**Work to complete:** Turn every line of the material below into a Markdown table with two columns, Row and Line, numbering each line and omitting blank lines.

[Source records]
-----
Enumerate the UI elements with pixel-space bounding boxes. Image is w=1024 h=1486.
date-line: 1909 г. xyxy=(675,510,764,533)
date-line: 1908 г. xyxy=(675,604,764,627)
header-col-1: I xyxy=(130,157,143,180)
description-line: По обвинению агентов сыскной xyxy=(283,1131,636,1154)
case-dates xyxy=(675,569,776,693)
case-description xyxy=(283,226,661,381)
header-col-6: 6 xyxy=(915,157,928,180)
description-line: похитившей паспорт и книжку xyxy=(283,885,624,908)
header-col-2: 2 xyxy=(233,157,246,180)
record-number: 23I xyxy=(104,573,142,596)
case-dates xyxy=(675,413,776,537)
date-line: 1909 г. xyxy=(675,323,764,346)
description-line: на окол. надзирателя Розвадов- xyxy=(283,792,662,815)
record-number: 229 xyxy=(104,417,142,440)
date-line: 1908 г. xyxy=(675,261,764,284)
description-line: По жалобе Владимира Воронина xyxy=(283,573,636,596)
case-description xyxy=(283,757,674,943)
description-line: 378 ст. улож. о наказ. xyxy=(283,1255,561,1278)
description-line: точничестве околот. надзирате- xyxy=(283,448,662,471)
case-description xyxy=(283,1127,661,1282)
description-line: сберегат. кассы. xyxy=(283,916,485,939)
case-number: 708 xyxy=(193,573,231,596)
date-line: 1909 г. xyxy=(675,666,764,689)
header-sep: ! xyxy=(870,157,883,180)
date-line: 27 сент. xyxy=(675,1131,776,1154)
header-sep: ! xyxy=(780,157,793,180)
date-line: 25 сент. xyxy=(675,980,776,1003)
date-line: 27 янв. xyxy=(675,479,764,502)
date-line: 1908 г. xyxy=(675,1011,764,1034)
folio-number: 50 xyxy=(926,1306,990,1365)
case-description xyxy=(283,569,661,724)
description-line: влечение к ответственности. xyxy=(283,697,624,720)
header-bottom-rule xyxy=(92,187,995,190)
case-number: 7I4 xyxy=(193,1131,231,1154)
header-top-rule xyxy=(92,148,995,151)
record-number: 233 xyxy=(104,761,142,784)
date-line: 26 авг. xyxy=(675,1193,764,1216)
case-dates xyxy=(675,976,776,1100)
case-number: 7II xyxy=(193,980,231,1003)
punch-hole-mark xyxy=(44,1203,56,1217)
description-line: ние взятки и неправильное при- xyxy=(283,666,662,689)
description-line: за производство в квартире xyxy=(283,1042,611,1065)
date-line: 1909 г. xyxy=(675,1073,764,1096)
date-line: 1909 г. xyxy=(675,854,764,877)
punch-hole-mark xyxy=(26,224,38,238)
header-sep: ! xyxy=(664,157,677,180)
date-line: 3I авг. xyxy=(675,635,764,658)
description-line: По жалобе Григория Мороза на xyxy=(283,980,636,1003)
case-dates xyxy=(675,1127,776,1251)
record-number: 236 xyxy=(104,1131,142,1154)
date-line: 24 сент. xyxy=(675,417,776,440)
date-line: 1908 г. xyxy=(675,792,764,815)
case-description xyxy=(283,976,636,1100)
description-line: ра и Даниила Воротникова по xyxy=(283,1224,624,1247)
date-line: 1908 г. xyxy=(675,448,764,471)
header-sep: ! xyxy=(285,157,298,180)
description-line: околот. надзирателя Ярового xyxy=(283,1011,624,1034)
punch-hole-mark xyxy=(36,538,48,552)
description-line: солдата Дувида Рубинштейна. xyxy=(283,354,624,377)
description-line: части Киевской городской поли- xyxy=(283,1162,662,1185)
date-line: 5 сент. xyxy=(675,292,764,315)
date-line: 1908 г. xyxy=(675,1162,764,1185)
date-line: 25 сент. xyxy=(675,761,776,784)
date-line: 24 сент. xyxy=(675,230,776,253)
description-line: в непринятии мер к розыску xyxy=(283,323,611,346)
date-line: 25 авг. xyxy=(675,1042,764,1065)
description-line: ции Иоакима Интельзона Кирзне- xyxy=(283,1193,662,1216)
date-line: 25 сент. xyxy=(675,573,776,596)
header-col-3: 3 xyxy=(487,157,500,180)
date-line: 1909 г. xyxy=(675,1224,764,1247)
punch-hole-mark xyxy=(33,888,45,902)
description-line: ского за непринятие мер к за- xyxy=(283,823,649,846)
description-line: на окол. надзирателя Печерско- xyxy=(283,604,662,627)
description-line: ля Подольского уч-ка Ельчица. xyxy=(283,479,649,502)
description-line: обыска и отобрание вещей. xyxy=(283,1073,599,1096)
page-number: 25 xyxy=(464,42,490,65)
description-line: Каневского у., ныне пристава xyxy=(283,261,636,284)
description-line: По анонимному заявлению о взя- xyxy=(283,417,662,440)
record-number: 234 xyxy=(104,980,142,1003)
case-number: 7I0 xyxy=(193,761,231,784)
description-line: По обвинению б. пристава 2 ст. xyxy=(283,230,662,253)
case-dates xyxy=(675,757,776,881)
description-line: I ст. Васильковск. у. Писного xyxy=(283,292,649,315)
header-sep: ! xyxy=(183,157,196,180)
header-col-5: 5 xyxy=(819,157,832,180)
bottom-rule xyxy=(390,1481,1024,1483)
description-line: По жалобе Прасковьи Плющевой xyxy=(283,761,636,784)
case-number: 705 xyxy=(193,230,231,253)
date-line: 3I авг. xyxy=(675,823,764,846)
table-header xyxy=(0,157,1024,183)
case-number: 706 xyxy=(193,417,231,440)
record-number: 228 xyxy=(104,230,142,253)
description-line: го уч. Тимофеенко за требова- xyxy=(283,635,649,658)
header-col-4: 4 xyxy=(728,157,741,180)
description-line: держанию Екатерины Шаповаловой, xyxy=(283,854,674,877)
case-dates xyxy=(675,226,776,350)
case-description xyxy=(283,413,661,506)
-----
**Exercise output:**
| Row | Line |
|---|---|
| 1 | Enumerate the UI elements with pixel-space bounding boxes. Image is w=1024 h=1486. |
| 2 | date-line: 1909 г. xyxy=(675,510,764,533) |
| 3 | date-line: 1908 г. xyxy=(675,604,764,627) |
| 4 | header-col-1: I xyxy=(130,157,143,180) |
| 5 | description-line: По обвинению агентов сыскной xyxy=(283,1131,636,1154) |
| 6 | case-dates xyxy=(675,569,776,693) |
| 7 | case-description xyxy=(283,226,661,381) |
| 8 | header-col-6: 6 xyxy=(915,157,928,180) |
| 9 | description-line: похитившей паспорт и книжку xyxy=(283,885,624,908) |
| 10 | header-col-2: 2 xyxy=(233,157,246,180) |
| 11 | record-number: 23I xyxy=(104,573,142,596) |
| 12 | case-dates xyxy=(675,413,776,537) |
| 13 | date-line: 1909 г. xyxy=(675,323,764,346) |
| 14 | description-line: на окол. надзирателя Розвадов- xyxy=(283,792,662,815) |
| 15 | record-number: 229 xyxy=(104,417,142,440) |
| 16 | date-line: 1908 г. xyxy=(675,261,764,284) |
| 17 | description-line: По жалобе Владимира Воронина xyxy=(283,573,636,596) |
| 18 | case-description xyxy=(283,757,674,943) |
| 19 | description-line: 378 ст. улож. о наказ. xyxy=(283,1255,561,1278) |
| 20 | description-line: точничестве околот. надзирате- xyxy=(283,448,662,471) |
| 21 | case-description xyxy=(283,1127,661,1282) |
| 22 | description-line: сберегат. кассы. xyxy=(283,916,485,939) |
| 23 | case-number: 708 xyxy=(193,573,231,596) |
| 24 | date-line: 1909 г. xyxy=(675,666,764,689) |
| 25 | header-sep: ! xyxy=(870,157,883,180) |
| 26 | date-line: 27 сент. xyxy=(675,1131,776,1154) |
| 27 | header-sep: ! xyxy=(780,157,793,180) |
| 28 | date-line: 25 сент. xyxy=(675,980,776,1003) |
| 29 | date-line: 27 янв. xyxy=(675,479,764,502) |
| 30 | date-line: 1908 г. xyxy=(675,1011,764,1034) |
| 31 | folio-number: 50 xyxy=(926,1306,990,1365) |
| 32 | case-description xyxy=(283,569,661,724) |
| 33 | description-line: влечение к ответственности. xyxy=(283,697,624,720) |
| 34 | header-bottom-rule xyxy=(92,187,995,190) |
| 35 | case-number: 7I4 xyxy=(193,1131,231,1154) |
| 36 | header-top-rule xyxy=(92,148,995,151) |
| 37 | record-number: 233 xyxy=(104,761,142,784) |
| 38 | date-line: 26 авг. xyxy=(675,1193,764,1216) |
| 39 | case-dates xyxy=(675,976,776,1100) |
| 40 | case-number: 7II xyxy=(193,980,231,1003) |
| 41 | punch-hole-mark xyxy=(44,1203,56,1217) |
| 42 | description-line: ние взятки и неправильное при- xyxy=(283,666,662,689) |
| 43 | description-line: за производство в квартире xyxy=(283,1042,611,1065) |
| 44 | date-line: 1909 г. xyxy=(675,1073,764,1096) |
| 45 | date-line: 1909 г. xyxy=(675,854,764,877) |
| 46 | punch-hole-mark xyxy=(26,224,38,238) |
| 47 | header-sep: ! xyxy=(664,157,677,180) |
| 48 | date-line: 3I авг. xyxy=(675,635,764,658) |
| 49 | description-line: По жалобе Григория Мороза на xyxy=(283,980,636,1003) |
| 50 | case-dates xyxy=(675,1127,776,1251) |
| 51 | record-number: 236 xyxy=(104,1131,142,1154) |
| 52 | date-line: 24 сент. xyxy=(675,417,776,440) |
| 53 | date-line: 1908 г. xyxy=(675,792,764,815) |
| 54 | case-description xyxy=(283,976,636,1100) |
| 55 | description-line: ра и Даниила Воротникова по xyxy=(283,1224,624,1247) |
| 56 | date-line: 1908 г. xyxy=(675,448,764,471) |
| 57 | header-sep: ! xyxy=(285,157,298,180) |
| 58 | description-line: околот. надзирателя Ярового xyxy=(283,1011,624,1034) |
| 59 | punch-hole-mark xyxy=(36,538,48,552) |
| 60 | description-line: солдата Дувида Рубинштейна. xyxy=(283,354,624,377) |
| 61 | description-line: части Киевской городской поли- xyxy=(283,1162,662,1185) |
| 62 | date-line: 5 сент. xyxy=(675,292,764,315) |
| 63 | date-line: 1908 г. xyxy=(675,1162,764,1185) |
| 64 | date-line: 25 сент. xyxy=(675,761,776,784) |
| 65 | date-line: 24 сент. xyxy=(675,230,776,253) |
| 66 | description-line: в непринятии мер к розыску xyxy=(283,323,611,346) |
| 67 | date-line: 25 авг. xyxy=(675,1042,764,1065) |
| 68 | description-line: ции Иоакима Интельзона Кирзне- xyxy=(283,1193,662,1216) |
| 69 | date-line: 25 сент. xyxy=(675,573,776,596) |
| 70 | header-col-3: 3 xyxy=(487,157,500,180) |
| 71 | date-line: 1909 г. xyxy=(675,1224,764,1247) |
| 72 | punch-hole-mark xyxy=(33,888,45,902) |
| 73 | description-line: ского за непринятие мер к за- xyxy=(283,823,649,846) |
| 74 | description-line: на окол. надзирателя Печерско- xyxy=(283,604,662,627) |
| 75 | description-line: ля Подольского уч-ка Ельчица. xyxy=(283,479,649,502) |
| 76 | description-line: обыска и отобрание вещей. xyxy=(283,1073,599,1096) |
| 77 | page-number: 25 xyxy=(464,42,490,65) |
| 78 | description-line: Каневского у., ныне пристава xyxy=(283,261,636,284) |
| 79 | description-line: По анонимному заявлению о взя- xyxy=(283,417,662,440) |
| 80 | record-number: 234 xyxy=(104,980,142,1003) |
| 81 | case-number: 7I0 xyxy=(193,761,231,784) |
| 82 | description-line: По обвинению б. пристава 2 ст. xyxy=(283,230,662,253) |
| 83 | case-dates xyxy=(675,757,776,881) |
| 84 | description-line: I ст. Васильковск. у. Писного xyxy=(283,292,649,315) |
| 85 | header-sep: ! xyxy=(183,157,196,180) |
| 86 | header-col-5: 5 xyxy=(819,157,832,180) |
| 87 | bottom-rule xyxy=(390,1481,1024,1483) |
| 88 | description-line: По жалобе Прасковьи Плющевой xyxy=(283,761,636,784) |
| 89 | case-number: 705 xyxy=(193,230,231,253) |
| 90 | date-line: 3I авг. xyxy=(675,823,764,846) |
| 91 | table-header xyxy=(0,157,1024,183) |
| 92 | case-number: 706 xyxy=(193,417,231,440) |
| 93 | record-number: 228 xyxy=(104,230,142,253) |
| 94 | description-line: го уч. Тимофеенко за требова- xyxy=(283,635,649,658) |
| 95 | header-col-4: 4 xyxy=(728,157,741,180) |
| 96 | description-line: держанию Екатерины Шаповаловой, xyxy=(283,854,674,877) |
| 97 | case-dates xyxy=(675,226,776,350) |
| 98 | case-description xyxy=(283,413,661,506) |